┌──
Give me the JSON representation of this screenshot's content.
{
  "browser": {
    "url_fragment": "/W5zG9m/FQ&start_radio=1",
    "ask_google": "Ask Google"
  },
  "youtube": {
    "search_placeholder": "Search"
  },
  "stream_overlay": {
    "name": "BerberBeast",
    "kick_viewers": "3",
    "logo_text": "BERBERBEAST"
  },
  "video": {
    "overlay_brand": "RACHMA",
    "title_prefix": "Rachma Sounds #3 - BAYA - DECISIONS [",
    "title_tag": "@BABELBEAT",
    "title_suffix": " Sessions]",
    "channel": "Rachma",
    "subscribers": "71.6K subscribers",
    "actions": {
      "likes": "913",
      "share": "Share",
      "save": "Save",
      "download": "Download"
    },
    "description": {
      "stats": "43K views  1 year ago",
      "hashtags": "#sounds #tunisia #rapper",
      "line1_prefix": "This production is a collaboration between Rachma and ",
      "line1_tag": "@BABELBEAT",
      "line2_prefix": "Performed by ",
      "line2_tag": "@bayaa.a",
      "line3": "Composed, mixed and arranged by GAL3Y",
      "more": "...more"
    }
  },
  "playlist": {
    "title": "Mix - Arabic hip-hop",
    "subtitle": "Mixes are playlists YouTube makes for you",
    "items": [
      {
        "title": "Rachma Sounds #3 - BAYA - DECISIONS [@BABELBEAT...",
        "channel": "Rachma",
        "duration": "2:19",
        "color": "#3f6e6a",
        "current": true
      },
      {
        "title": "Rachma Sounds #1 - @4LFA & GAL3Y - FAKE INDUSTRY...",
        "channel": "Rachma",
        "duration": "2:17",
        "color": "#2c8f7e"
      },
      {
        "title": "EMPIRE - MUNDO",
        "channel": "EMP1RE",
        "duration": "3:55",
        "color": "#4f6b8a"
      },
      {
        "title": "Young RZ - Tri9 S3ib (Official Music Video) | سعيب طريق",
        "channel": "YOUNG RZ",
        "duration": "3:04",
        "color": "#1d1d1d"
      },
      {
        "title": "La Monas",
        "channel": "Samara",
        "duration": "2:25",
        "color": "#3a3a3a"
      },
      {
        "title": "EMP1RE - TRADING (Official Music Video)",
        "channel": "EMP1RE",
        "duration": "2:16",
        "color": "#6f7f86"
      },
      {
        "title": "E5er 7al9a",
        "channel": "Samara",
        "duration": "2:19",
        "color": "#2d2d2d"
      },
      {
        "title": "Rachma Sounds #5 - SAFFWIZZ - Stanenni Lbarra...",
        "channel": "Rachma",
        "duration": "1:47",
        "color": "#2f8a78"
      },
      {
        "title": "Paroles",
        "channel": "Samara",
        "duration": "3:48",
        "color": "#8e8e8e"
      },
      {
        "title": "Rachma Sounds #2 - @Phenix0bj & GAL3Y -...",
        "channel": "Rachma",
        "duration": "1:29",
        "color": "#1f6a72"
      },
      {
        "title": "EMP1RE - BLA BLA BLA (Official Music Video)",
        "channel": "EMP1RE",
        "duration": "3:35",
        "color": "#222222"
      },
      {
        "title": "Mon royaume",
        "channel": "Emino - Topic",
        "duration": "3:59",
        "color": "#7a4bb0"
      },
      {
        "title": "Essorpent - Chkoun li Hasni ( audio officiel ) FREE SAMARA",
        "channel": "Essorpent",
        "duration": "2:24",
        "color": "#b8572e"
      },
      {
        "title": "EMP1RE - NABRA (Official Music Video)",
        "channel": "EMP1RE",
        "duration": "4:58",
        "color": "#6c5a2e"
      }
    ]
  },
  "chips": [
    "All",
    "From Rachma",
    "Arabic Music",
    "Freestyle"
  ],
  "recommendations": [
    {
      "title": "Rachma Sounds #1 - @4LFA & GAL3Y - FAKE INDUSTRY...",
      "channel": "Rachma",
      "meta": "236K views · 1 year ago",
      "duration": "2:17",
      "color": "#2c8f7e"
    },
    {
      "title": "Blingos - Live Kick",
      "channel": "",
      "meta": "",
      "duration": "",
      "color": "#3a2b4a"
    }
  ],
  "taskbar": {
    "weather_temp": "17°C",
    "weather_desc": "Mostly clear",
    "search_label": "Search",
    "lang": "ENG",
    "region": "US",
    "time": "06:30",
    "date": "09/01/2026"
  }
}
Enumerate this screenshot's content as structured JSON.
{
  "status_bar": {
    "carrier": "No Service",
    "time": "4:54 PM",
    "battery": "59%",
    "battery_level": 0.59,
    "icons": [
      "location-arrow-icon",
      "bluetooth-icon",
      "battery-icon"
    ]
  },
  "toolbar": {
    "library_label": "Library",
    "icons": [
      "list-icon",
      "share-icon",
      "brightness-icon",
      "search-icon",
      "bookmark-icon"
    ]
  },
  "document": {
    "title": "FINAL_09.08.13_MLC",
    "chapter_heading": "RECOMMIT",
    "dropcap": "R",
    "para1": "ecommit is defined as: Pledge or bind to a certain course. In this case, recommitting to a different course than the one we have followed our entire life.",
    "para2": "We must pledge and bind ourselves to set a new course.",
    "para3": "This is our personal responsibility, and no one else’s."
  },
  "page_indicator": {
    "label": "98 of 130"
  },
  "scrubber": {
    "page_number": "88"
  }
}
└──
Given task. Print out every record again, exactly and in full.

Worked solution.
Give me the JSON representation of this screenshot's content.
{
  "browser": {
    "url_fragment": "/W5zG9m/FQ&start_radio=1",
    "ask_google": "Ask Google"
  },
  "youtube": {
    "search_placeholder": "Search"
  },
  "stream_overlay": {
    "name": "BerberBeast",
    "kick_viewers": "3",
    "logo_text": "BERBERBEAST"
  },
  "video": {
    "overlay_brand": "RACHMA",
    "title_prefix": "Rachma Sounds #3 - BAYA - DECISIONS [",
    "title_tag": "@BABELBEAT",
    "title_suffix": " Sessions]",
    "channel": "Rachma",
    "subscribers": "71.6K subscribers",
    "actions": {
      "likes": "913",
      "share": "Share",
      "save": "Save",
      "download": "Download"
    },
    "description": {
      "stats": "43K views  1 year ago",
      "hashtags": "#sounds #tunisia #rapper",
      "line1_prefix": "This production is a collaboration between Rachma and ",
      "line1_tag": "@BABELBEAT",
      "line2_prefix": "Performed by ",
      "line2_tag": "@bayaa.a",
      "line3": "Composed, mixed and arranged by GAL3Y",
      "more": "...more"
    }
  },
  "playlist": {
    "title": "Mix - Arabic hip-hop",
    "subtitle": "Mixes are playlists YouTube makes for you",
    "items": [
      {
        "title": "Rachma Sounds #3 - BAYA - DECISIONS [@BABELBEAT...",
        "channel": "Rachma",
        "duration": "2:19",
        "color": "#3f6e6a",
        "current": true
      },
      {
        "title": "Rachma Sounds #1 - @4LFA & GAL3Y - FAKE INDUSTRY...",
        "channel": "Rachma",
        "duration": "2:17",
        "color": "#2c8f7e"
      },
      {
        "title": "EMPIRE - MUNDO",
        "channel": "EMP1RE",
        "duration": "3:55",
        "color": "#4f6b8a"
      },
      {
        "title": "Young RZ - Tri9 S3ib (Official Music Video) | سعيب طريق",
        "channel": "YOUNG RZ",
        "duration": "3:04",
        "color": "#1d1d1d"
      },
      {
        "title": "La Monas",
        "channel": "Samara",
        "duration": "2:25",
        "color": "#3a3a3a"
      },
      {
        "title": "EMP1RE - TRADING (Official Music Video)",
        "channel": "EMP1RE",
        "duration": "2:16",
        "color": "#6f7f86"
      },
      {
        "title": "E5er 7al9a",
        "channel": "Samara",
        "duration": "2:19",
        "color": "#2d2d2d"
      },
      {
        "title": "Rachma Sounds #5 - SAFFWIZZ - Stanenni Lbarra...",
        "channel": "Rachma",
        "duration": "1:47",
        "color": "#2f8a78"
      },
      {
        "title": "Paroles",
        "channel": "Samara",
        "duration": "3:48",
        "color": "#8e8e8e"
      },
      {
        "title": "Rachma Sounds #2 - @Phenix0bj & GAL3Y -...",
        "channel": "Rachma",
        "duration": "1:29",
        "color": "#1f6a72"
      },
      {
        "title": "EMP1RE - BLA BLA BLA (Official Music Video)",
        "channel": "EMP1RE",
        "duration": "3:35",
        "color": "#222222"
      },
      {
        "title": "Mon royaume",
        "channel": "Emino - Topic",
        "duration": "3:59",
        "color": "#7a4bb0"
      },
      {
        "title": "Essorpent - Chkoun li Hasni ( audio officiel ) FREE SAMARA",
        "channel": "Essorpent",
        "duration": "2:24",
        "color": "#b8572e"
      },
      {
        "title": "EMP1RE - NABRA (Official Music Video)",
        "channel": "EMP1RE",
        "duration": "4:58",
        "color": "#6c5a2e"
      }
    ]
  },
  "chips": [
    "All",
    "From Rachma",
    "Arabic Music",
    "Freestyle"
  ],
  "recommendations": [
    {
      "title": "Rachma Sounds #1 - @4LFA & GAL3Y - FAKE INDUSTRY...",
      "channel": "Rachma",
      "meta": "236K views · 1 year ago",
      "duration": "2:17",
      "color": "#2c8f7e"
    },
    {
      "title": "Blingos - Live Kick",
      "channel": "",
      "meta": "",
      "duration": "",
      "color": "#3a2b4a"
    }
  ],
  "taskbar": {
    "weather_temp": "17°C",
    "weather_desc": "Mostly clear",
    "search_label": "Search",
    "lang": "ENG",
    "region": "US",
    "time": "06:30",
    "date": "09/01/2026"
  }
}
Enumerate this screenshot's content as structured JSON.
{
  "status_bar": {
    "carrier": "No Service",
    "time": "4:54 PM",
    "battery": "59%",
    "battery_level": 0.59,
    "icons": [
      "location-arrow-icon",
      "bluetooth-icon",
      "battery-icon"
    ]
  },
  "toolbar": {
    "library_label": "Library",
    "icons": [
      "list-icon",
      "share-icon",
      "brightness-icon",
      "search-icon",
      "bookmark-icon"
    ]
  },
  "document": {
    "title": "FINAL_09.08.13_MLC",
    "chapter_heading": "RECOMMIT",
    "dropcap": "R",
    "para1": "ecommit is defined as: Pledge or bind to a certain course. In this case, recommitting to a different course than the one we have followed our entire life.",
    "para2": "We must pledge and bind ourselves to set a new course.",
    "para3": "This is our personal responsibility, and no one else’s."
  },
  "page_indicator": {
    "label": "98 of 130"
  },
  "scrubber": {
    "page_number": "88"
  }
}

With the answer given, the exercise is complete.